>>>

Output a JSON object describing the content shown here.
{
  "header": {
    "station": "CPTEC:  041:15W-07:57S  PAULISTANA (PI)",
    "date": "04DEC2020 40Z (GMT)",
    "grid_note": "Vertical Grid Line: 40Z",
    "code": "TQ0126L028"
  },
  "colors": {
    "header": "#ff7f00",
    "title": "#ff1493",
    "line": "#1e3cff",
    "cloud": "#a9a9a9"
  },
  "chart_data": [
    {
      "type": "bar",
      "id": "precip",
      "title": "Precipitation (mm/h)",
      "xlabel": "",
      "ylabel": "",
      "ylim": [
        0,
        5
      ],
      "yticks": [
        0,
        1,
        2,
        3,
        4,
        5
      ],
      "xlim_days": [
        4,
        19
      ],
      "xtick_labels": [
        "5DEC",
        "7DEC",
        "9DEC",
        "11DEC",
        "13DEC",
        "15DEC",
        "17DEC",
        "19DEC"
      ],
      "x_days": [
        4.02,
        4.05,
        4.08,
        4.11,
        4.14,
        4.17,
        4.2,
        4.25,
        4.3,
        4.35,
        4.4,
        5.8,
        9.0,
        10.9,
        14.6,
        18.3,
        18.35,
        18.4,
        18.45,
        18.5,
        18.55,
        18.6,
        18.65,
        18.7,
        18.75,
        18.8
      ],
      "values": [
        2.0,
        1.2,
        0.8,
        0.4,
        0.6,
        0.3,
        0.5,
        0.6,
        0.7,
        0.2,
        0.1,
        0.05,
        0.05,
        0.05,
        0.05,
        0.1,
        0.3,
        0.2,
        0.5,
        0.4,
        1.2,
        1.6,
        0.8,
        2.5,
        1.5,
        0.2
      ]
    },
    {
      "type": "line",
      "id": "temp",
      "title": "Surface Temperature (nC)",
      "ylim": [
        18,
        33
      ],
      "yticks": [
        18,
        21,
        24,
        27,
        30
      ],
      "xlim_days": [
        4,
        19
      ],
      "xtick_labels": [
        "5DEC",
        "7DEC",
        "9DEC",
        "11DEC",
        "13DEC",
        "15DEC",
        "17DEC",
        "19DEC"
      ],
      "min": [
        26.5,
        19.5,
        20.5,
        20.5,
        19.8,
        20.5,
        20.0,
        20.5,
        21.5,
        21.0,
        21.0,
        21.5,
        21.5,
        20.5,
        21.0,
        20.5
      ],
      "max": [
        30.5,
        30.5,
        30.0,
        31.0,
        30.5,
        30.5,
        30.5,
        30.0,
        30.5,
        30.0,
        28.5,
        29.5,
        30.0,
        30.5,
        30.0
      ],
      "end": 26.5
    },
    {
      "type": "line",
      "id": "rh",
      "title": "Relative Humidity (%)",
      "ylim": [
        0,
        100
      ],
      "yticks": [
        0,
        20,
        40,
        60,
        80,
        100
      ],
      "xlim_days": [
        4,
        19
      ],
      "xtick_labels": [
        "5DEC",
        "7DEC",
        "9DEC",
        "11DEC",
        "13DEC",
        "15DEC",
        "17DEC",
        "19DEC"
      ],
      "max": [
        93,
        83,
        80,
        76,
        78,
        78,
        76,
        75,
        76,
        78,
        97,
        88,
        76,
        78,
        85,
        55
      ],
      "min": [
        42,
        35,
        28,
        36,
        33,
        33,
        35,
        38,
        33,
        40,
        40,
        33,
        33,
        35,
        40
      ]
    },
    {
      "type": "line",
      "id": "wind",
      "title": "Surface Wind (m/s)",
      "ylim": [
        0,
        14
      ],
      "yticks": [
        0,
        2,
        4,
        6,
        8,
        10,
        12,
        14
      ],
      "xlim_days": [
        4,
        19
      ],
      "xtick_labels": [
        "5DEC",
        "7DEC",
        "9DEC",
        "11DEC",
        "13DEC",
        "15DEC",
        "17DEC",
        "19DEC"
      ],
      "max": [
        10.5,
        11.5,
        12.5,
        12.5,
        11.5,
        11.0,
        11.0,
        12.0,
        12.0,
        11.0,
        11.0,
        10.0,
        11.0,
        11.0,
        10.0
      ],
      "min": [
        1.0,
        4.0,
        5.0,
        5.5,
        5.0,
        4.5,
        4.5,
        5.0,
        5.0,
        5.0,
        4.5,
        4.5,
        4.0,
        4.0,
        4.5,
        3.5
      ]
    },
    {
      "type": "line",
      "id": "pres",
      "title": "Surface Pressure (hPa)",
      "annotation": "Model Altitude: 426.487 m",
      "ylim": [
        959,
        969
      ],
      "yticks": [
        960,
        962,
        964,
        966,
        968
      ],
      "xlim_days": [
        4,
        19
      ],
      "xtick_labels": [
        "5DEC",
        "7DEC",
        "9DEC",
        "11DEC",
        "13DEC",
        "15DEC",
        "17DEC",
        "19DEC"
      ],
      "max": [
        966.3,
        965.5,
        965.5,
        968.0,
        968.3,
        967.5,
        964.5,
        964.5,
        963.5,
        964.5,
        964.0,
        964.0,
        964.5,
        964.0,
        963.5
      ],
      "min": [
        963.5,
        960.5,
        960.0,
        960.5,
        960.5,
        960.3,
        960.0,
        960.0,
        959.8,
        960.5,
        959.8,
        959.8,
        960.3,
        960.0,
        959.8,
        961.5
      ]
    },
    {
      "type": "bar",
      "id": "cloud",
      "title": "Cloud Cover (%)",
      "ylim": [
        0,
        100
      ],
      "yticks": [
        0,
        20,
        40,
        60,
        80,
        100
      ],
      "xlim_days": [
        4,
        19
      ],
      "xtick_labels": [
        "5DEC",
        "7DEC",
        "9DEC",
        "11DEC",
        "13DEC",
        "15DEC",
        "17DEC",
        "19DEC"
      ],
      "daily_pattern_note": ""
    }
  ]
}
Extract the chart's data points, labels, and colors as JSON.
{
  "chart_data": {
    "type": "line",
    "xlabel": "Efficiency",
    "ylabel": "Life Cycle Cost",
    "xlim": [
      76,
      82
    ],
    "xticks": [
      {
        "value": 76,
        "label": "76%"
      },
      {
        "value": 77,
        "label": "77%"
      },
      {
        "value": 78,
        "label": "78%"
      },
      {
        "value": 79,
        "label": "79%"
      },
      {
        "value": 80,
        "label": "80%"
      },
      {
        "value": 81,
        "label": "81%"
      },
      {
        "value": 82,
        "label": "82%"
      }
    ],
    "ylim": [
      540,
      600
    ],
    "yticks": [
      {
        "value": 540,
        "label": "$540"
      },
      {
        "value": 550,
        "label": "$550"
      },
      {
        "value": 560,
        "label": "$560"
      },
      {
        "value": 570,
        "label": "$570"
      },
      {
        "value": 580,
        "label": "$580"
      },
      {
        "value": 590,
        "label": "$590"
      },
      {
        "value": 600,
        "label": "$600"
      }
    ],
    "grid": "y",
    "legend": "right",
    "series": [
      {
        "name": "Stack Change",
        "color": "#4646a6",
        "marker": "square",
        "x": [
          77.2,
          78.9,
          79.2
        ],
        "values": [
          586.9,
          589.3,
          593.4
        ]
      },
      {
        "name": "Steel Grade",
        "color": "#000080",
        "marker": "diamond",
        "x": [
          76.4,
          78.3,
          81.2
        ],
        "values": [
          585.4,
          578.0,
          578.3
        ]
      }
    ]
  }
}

<<<

*REQUIRED WORK*: From the listing above, extract every line exactly as it stands.

*RESULT FOR THIS EXERCISE*:
Output a JSON object describing the content shown here.
{
  "header": {
    "station": "CPTEC:  041:15W-07:57S  PAULISTANA (PI)",
    "date": "04DEC2020 40Z (GMT)",
    "grid_note": "Vertical Grid Line: 40Z",
    "code": "TQ0126L028"
  },
  "colors": {
    "header": "#ff7f00",
    "title": "#ff1493",
    "line": "#1e3cff",
    "cloud": "#a9a9a9"
  },
  "chart_data": [
    {
      "type": "bar",
      "id": "precip",
      "title": "Precipitation (mm/h)",
      "xlabel": "",
      "ylabel": "",
      "ylim": [
        0,
        5
      ],
      "yticks": [
        0,
        1,
        2,
        3,
        4,
        5
      ],
      "xlim_days": [
        4,
        19
      ],
      "xtick_labels": [
        "5DEC",
        "7DEC",
        "9DEC",
        "11DEC",
        "13DEC",
        "15DEC",
        "17DEC",
        "19DEC"
      ],
      "x_days": [
        4.02,
        4.05,
        4.08,
        4.11,
        4.14,
        4.17,
        4.2,
        4.25,
        4.3,
        4.35,
        4.4,
        5.8,
        9.0,
        10.9,
        14.6,
        18.3,
        18.35,
        18.4,
        18.45,
        18.5,
        18.55,
        18.6,
        18.65,
        18.7,
        18.75,
        18.8
      ],
      "values": [
        2.0,
        1.2,
        0.8,
        0.4,
        0.6,
        0.3,
        0.5,
        0.6,
        0.7,
        0.2,
        0.1,
        0.05,
        0.05,
        0.05,
        0.05,
        0.1,
        0.3,
        0.2,
        0.5,
        0.4,
        1.2,
        1.6,
        0.8,
        2.5,
        1.5,
        0.2
      ]
    },
    {
      "type": "line",
      "id": "temp",
      "title": "Surface Temperature (nC)",
      "ylim": [
        18,
        33
      ],
      "yticks": [
        18,
        21,
        24,
        27,
        30
      ],
      "xlim_days": [
        4,
        19
      ],
      "xtick_labels": [
        "5DEC",
        "7DEC",
        "9DEC",
        "11DEC",
        "13DEC",
        "15DEC",
        "17DEC",
        "19DEC"
      ],
      "min": [
        26.5,
        19.5,
        20.5,
        20.5,
        19.8,
        20.5,
        20.0,
        20.5,
        21.5,
        21.0,
        21.0,
        21.5,
        21.5,
        20.5,
        21.0,
        20.5
      ],
      "max": [
        30.5,
        30.5,
        30.0,
        31.0,
        30.5,
        30.5,
        30.5,
        30.0,
        30.5,
        30.0,
        28.5,
        29.5,
        30.0,
        30.5,
        30.0
      ],
      "end": 26.5
    },
    {
      "type": "line",
      "id": "rh",
      "title": "Relative Humidity (%)",
      "ylim": [
        0,
        100
      ],
      "yticks": [
        0,
        20,
        40,
        60,
        80,
        100
      ],
      "xlim_days": [
        4,
        19
      ],
      "xtick_labels": [
        "5DEC",
        "7DEC",
        "9DEC",
        "11DEC",
        "13DEC",
        "15DEC",
        "17DEC",
        "19DEC"
      ],
      "max": [
        93,
        83,
        80,
        76,
        78,
        78,
        76,
        75,
        76,
        78,
        97,
        88,
        76,
        78,
        85,
        55
      ],
      "min": [
        42,
        35,
        28,
        36,
        33,
        33,
        35,
        38,
        33,
        40,
        40,
        33,
        33,
        35,
        40
      ]
    },
    {
      "type": "line",
      "id": "wind",
      "title": "Surface Wind (m/s)",
      "ylim": [
        0,
        14
      ],
      "yticks": [
        0,
        2,
        4,
        6,
        8,
        10,
        12,
        14
      ],
      "xlim_days": [
        4,
        19
      ],
      "xtick_labels": [
        "5DEC",
        "7DEC",
        "9DEC",
        "11DEC",
        "13DEC",
        "15DEC",
        "17DEC",
        "19DEC"
      ],
      "max": [
        10.5,
        11.5,
        12.5,
        12.5,
        11.5,
        11.0,
        11.0,
        12.0,
        12.0,
        11.0,
        11.0,
        10.0,
        11.0,
        11.0,
        10.0
      ],
      "min": [
        1.0,
        4.0,
        5.0,
        5.5,
        5.0,
        4.5,
        4.5,
        5.0,
        5.0,
        5.0,
        4.5,
        4.5,
        4.0,
        4.0,
        4.5,
        3.5
      ]
    },
    {
      "type": "line",
      "id": "pres",
      "title": "Surface Pressure (hPa)",
      "annotation": "Model Altitude: 426.487 m",
      "ylim": [
        959,
        969
      ],
      "yticks": [
        960,
        962,
        964,
        966,
        968
      ],
      "xlim_days": [
        4,
        19
      ],
      "xtick_labels": [
        "5DEC",
        "7DEC",
        "9DEC",
        "11DEC",
        "13DEC",
        "15DEC",
        "17DEC",
        "19DEC"
      ],
      "max": [
        966.3,
        965.5,
        965.5,
        968.0,
        968.3,
        967.5,
        964.5,
        964.5,
        963.5,
        964.5,
        964.0,
        964.0,
        964.5,
        964.0,
        963.5
      ],
      "min": [
        963.5,
        960.5,
        960.0,
        960.5,
        960.5,
        960.3,
        960.0,
        960.0,
        959.8,
        960.5,
        959.8,
        959.8,
        960.3,
        960.0,
        959.8,
        961.5
      ]
    },
    {
      "type": "bar",
      "id": "cloud",
      "title": "Cloud Cover (%)",
      "ylim": [
        0,
        100
      ],
      "yticks": [
        0,
        20,
        40,
        60,
        80,
        100
      ],
      "xlim_days": [
        4,
        19
      ],
      "xtick_labels": [
        "5DEC",
        "7DEC",
        "9DEC",
        "11DEC",
        "13DEC",
        "15DEC",
        "17DEC",
        "19DEC"
      ],
      "daily_pattern_note": ""
    }
  ]
}
Extract the chart's data points, labels, and colors as JSON.
{
  "chart_data": {
    "type": "line",
    "xlabel": "Efficiency",
    "ylabel": "Life Cycle Cost",
    "xlim": [
      76,
      82
    ],
    "xticks": [
      {
        "value": 76,
        "label": "76%"
      },
      {
        "value": 77,
        "label": "77%"
      },
      {
        "value": 78,
        "label": "78%"
      },
      {
        "value": 79,
        "label": "79%"
      },
      {
        "value": 80,
        "label": "80%"
      },
      {
        "value": 81,
        "label": "81%"
      },
      {
        "value": 82,
        "label": "82%"
      }
    ],
    "ylim": [
      540,
      600
    ],
    "yticks": [
      {
        "value": 540,
        "label": "$540"
      },
      {
        "value": 550,
        "label": "$550"
      },
      {
        "value": 560,
        "label": "$560"
      },
      {
        "value": 570,
        "label": "$570"
      },
      {
        "value": 580,
        "label": "$580"
      },
      {
        "value": 590,
        "label": "$590"
      },
      {
        "value": 600,
        "label": "$600"
      }
    ],
    "grid": "y",
    "legend": "right",
    "series": [
      {
        "name": "Stack Change",
        "color": "#4646a6",
        "marker": "square",
        "x": [
          77.2,
          78.9,
          79.2
        ],
        "values": [
          586.9,
          589.3,
          593.4
        ]
      },
      {
        "name": "Steel Grade",
        "color": "#000080",
        "marker": "diamond",
        "x": [
          76.4,
          78.3,
          81.2
        ],
        "values": [
          585.4,
          578.0,
          578.3
        ]
      }
    ]
  }
}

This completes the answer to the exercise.